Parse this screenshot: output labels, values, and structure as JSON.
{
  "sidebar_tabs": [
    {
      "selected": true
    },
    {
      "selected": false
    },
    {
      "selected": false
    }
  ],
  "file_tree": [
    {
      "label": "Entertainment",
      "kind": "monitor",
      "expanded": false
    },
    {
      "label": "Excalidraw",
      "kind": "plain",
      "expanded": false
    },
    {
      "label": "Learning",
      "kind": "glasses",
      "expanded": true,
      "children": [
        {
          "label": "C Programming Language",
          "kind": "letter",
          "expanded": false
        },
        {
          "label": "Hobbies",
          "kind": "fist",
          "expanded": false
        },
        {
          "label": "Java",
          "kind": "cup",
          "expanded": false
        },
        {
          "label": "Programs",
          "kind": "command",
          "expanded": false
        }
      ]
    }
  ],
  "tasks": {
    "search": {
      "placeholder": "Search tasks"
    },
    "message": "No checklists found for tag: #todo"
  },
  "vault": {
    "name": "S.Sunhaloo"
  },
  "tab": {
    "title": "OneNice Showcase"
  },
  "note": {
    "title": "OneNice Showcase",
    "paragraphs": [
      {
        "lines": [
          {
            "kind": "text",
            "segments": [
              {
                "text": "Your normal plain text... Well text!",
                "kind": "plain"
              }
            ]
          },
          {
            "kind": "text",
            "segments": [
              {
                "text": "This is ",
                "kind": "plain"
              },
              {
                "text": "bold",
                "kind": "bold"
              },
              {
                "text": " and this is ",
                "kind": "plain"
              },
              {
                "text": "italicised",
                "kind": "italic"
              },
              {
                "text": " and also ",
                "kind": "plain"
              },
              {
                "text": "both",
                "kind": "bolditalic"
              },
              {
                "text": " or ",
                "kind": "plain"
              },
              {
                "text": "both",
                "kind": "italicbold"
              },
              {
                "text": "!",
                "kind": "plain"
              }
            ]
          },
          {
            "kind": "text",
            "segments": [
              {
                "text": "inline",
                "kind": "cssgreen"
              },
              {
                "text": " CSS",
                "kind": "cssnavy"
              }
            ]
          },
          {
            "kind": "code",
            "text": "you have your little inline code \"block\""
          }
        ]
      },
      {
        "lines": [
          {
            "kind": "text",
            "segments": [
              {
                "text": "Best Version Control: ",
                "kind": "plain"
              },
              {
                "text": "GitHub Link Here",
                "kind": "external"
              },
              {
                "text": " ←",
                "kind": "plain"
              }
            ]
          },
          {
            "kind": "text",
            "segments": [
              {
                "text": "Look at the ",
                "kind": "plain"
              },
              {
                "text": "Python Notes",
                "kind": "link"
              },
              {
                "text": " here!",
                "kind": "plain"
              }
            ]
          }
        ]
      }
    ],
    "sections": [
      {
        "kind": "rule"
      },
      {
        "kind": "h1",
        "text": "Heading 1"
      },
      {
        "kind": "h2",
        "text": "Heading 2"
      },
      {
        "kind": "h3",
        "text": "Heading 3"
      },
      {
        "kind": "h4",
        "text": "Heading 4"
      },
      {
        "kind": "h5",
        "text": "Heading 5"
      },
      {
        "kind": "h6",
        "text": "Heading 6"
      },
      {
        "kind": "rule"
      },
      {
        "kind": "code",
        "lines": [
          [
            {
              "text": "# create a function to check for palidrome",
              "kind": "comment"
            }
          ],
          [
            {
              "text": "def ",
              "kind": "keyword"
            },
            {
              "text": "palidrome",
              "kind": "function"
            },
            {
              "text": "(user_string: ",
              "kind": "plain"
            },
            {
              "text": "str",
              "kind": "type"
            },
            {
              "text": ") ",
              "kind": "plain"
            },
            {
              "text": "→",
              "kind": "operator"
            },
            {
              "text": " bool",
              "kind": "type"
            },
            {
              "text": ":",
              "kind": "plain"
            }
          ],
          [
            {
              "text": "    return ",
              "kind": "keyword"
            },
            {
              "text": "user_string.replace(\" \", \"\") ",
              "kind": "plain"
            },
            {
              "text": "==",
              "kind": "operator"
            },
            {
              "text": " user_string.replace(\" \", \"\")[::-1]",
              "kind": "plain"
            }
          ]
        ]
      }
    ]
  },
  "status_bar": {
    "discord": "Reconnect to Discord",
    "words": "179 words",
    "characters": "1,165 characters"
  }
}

• _PROBLEM DETAILS_
Reproduce the data in its entirety, matching each character.

• _RESULT FOR THIS TASK_
Parse this screenshot: output labels, values, and structure as JSON.
{
  "sidebar_tabs": [
    {
      "selected": true
    },
    {
      "selected": false
    },
    {
      "selected": false
    }
  ],
  "file_tree": [
    {
      "label": "Entertainment",
      "kind": "monitor",
      "expanded": false
    },
    {
      "label": "Excalidraw",
      "kind": "plain",
      "expanded": false
    },
    {
      "label": "Learning",
      "kind": "glasses",
      "expanded": true,
      "children": [
        {
          "label": "C Programming Language",
          "kind": "letter",
          "expanded": false
        },
        {
          "label": "Hobbies",
          "kind": "fist",
          "expanded": false
        },
        {
          "label": "Java",
          "kind": "cup",
          "expanded": false
        },
        {
          "label": "Programs",
          "kind": "command",
          "expanded": false
        }
      ]
    }
  ],
  "tasks": {
    "search": {
      "placeholder": "Search tasks"
    },
    "message": "No checklists found for tag: #todo"
  },
  "vault": {
    "name": "S.Sunhaloo"
  },
  "tab": {
    "title": "OneNice Showcase"
  },
  "note": {
    "title": "OneNice Showcase",
    "paragraphs": [
      {
        "lines": [
          {
            "kind": "text",
            "segments": [
              {
                "text": "Your normal plain text... Well text!",
                "kind": "plain"
              }
            ]
          },
          {
            "kind": "text",
            "segments": [
              {
                "text": "This is ",
                "kind": "plain"
              },
              {
                "text": "bold",
                "kind": "bold"
              },
              {
                "text": " and this is ",
                "kind": "plain"
              },
              {
                "text": "italicised",
                "kind": "italic"
              },
              {
                "text": " and also ",
                "kind": "plain"
              },
              {
                "text": "both",
                "kind": "bolditalic"
              },
              {
                "text": " or ",
                "kind": "plain"
              },
              {
                "text": "both",
                "kind": "italicbold"
              },
              {
                "text": "!",
                "kind": "plain"
              }
            ]
          },
          {
            "kind": "text",
            "segments": [
              {
                "text": "inline",
                "kind": "cssgreen"
              },
              {
                "text": " CSS",
                "kind": "cssnavy"
              }
            ]
          },
          {
            "kind": "code",
            "text": "you have your little inline code \"block\""
          }
        ]
      },
      {
        "lines": [
          {
            "kind": "text",
            "segments": [
              {
                "text": "Best Version Control: ",
                "kind": "plain"
              },
              {
                "text": "GitHub Link Here",
                "kind": "external"
              },
              {
                "text": " ←",
                "kind": "plain"
              }
            ]
          },
          {
            "kind": "text",
            "segments": [
              {
                "text": "Look at the ",
                "kind": "plain"
              },
              {
                "text": "Python Notes",
                "kind": "link"
              },
              {
                "text": " here!",
                "kind": "plain"
              }
            ]
          }
        ]
      }
    ],
    "sections": [
      {
        "kind": "rule"
      },
      {
        "kind": "h1",
        "text": "Heading 1"
      },
      {
        "kind": "h2",
        "text": "Heading 2"
      },
      {
        "kind": "h3",
        "text": "Heading 3"
      },
      {
        "kind": "h4",
        "text": "Heading 4"
      },
      {
        "kind": "h5",
        "text": "Heading 5"
      },
      {
        "kind": "h6",
        "text": "Heading 6"
      },
      {
        "kind": "rule"
      },
      {
        "kind": "code",
        "lines": [
          [
            {
              "text": "# create a function to check for palidrome",
              "kind": "comment"
            }
          ],
          [
            {
              "text": "def ",
              "kind": "keyword"
            },
            {
              "text": "palidrome",
              "kind": "function"
            },
            {
              "text": "(user_string: ",
              "kind": "plain"
            },
            {
              "text": "str",
              "kind": "type"
            },
            {
              "text": ") ",
              "kind": "plain"
            },
            {
              "text": "→",
              "kind": "operator"
            },
            {
              "text": " bool",
              "kind": "type"
            },
            {
              "text": ":",
              "kind": "plain"
            }
          ],
          [
            {
              "text": "    return ",
              "kind": "keyword"
            },
            {
              "text": "user_string.replace(\" \", \"\") ",
              "kind": "plain"
            },
            {
              "text": "==",
              "kind": "operator"
            },
            {
              "text": " user_string.replace(\" \", \"\")[::-1]",
              "kind": "plain"
            }
          ]
        ]
      }
    ]
  },
  "status_bar": {
    "discord": "Reconnect to Discord",
    "words": "179 words",
    "characters": "1,165 characters"
  }
}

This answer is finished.